Recorded data:
---------------

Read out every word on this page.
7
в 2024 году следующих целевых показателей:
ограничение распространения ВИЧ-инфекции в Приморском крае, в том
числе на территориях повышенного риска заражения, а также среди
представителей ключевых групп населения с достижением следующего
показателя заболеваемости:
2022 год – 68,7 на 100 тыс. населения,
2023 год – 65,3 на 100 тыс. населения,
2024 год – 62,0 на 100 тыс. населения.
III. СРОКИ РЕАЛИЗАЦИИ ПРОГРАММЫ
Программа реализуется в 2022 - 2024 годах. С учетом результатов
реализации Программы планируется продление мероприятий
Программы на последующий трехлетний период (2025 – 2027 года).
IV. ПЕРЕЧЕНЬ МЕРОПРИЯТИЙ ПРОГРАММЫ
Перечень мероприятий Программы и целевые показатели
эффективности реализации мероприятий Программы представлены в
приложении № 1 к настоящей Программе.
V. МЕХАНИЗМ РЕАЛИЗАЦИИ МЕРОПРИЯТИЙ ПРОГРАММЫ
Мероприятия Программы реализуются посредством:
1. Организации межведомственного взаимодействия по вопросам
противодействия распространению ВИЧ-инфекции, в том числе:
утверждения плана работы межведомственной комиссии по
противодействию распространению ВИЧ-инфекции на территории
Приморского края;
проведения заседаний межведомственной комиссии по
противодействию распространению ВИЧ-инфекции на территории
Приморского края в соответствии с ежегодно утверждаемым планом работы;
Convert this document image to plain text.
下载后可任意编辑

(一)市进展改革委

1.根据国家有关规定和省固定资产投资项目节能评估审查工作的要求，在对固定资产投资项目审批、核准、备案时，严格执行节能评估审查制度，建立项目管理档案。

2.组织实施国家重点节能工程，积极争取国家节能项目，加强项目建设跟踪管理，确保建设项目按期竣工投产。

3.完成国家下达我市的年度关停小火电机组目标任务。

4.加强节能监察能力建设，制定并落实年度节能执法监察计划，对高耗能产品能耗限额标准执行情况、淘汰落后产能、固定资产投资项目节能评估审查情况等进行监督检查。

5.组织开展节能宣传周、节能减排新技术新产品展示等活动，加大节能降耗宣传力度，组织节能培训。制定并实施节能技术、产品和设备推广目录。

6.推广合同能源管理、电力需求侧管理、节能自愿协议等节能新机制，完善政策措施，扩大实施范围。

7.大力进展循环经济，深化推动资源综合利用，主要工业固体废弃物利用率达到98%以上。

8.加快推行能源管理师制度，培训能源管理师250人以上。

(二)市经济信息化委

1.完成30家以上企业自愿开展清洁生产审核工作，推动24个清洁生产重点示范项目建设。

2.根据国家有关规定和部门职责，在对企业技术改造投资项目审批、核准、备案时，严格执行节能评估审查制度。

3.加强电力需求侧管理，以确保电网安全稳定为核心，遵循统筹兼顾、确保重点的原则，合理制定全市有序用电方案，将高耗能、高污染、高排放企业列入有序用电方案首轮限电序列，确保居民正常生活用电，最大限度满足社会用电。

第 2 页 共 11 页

---------------

# WHAT YOU WILL DO
Output each record precisely as given.

# CORRECT ANSWER
Read out every word on this page.
7
в 2024 году следующих целевых показателей:
ограничение распространения ВИЧ-инфекции в Приморском крае, в том
числе на территориях повышенного риска заражения, а также среди
представителей ключевых групп населения с достижением следующего
показателя заболеваемости:
2022 год – 68,7 на 100 тыс. населения,
2023 год – 65,3 на 100 тыс. населения,
2024 год – 62,0 на 100 тыс. населения.
III. СРОКИ РЕАЛИЗАЦИИ ПРОГРАММЫ
Программа реализуется в 2022 - 2024 годах. С учетом результатов
реализации Программы планируется продление мероприятий
Программы на последующий трехлетний период (2025 – 2027 года).
IV. ПЕРЕЧЕНЬ МЕРОПРИЯТИЙ ПРОГРАММЫ
Перечень мероприятий Программы и целевые показатели
эффективности реализации мероприятий Программы представлены в
приложении № 1 к настоящей Программе.
V. МЕХАНИЗМ РЕАЛИЗАЦИИ МЕРОПРИЯТИЙ ПРОГРАММЫ
Мероприятия Программы реализуются посредством:
1. Организации межведомственного взаимодействия по вопросам
противодействия распространению ВИЧ-инфекции, в том числе:
утверждения плана работы межведомственной комиссии по
противодействию распространению ВИЧ-инфекции на территории
Приморского края;
проведения заседаний межведомственной комиссии по
противодействию распространению ВИЧ-инфекции на территории
Приморского края в соответствии с ежегодно утверждаемым планом работы;
Convert this document image to plain text.
下载后可任意编辑

(一)市进展改革委

1.根据国家有关规定和省固定资产投资项目节能评估审查工作的要求，在对固定资产投资项目审批、核准、备案时，严格执行节能评估审查制度，建立项目管理档案。

2.组织实施国家重点节能工程，积极争取国家节能项目，加强项目建设跟踪管理，确保建设项目按期竣工投产。

3.完成国家下达我市的年度关停小火电机组目标任务。

4.加强节能监察能力建设，制定并落实年度节能执法监察计划，对高耗能产品能耗限额标准执行情况、淘汰落后产能、固定资产投资项目节能评估审查情况等进行监督检查。

5.组织开展节能宣传周、节能减排新技术新产品展示等活动，加大节能降耗宣传力度，组织节能培训。制定并实施节能技术、产品和设备推广目录。

6.推广合同能源管理、电力需求侧管理、节能自愿协议等节能新机制，完善政策措施，扩大实施范围。

7.大力进展循环经济，深化推动资源综合利用，主要工业固体废弃物利用率达到98%以上。

8.加快推行能源管理师制度，培训能源管理师250人以上。

(二)市经济信息化委

1.完成30家以上企业自愿开展清洁生产审核工作，推动24个清洁生产重点示范项目建设。

2.根据国家有关规定和部门职责，在对企业技术改造投资项目审批、核准、备案时，严格执行节能评估审查制度。

3.加强电力需求侧管理，以确保电网安全稳定为核心，遵循统筹兼顾、确保重点的原则，合理制定全市有序用电方案，将高耗能、高污染、高排放企业列入有序用电方案首轮限电序列，确保居民正常生活用电，最大限度满足社会用电。

第 2 页 共 11 页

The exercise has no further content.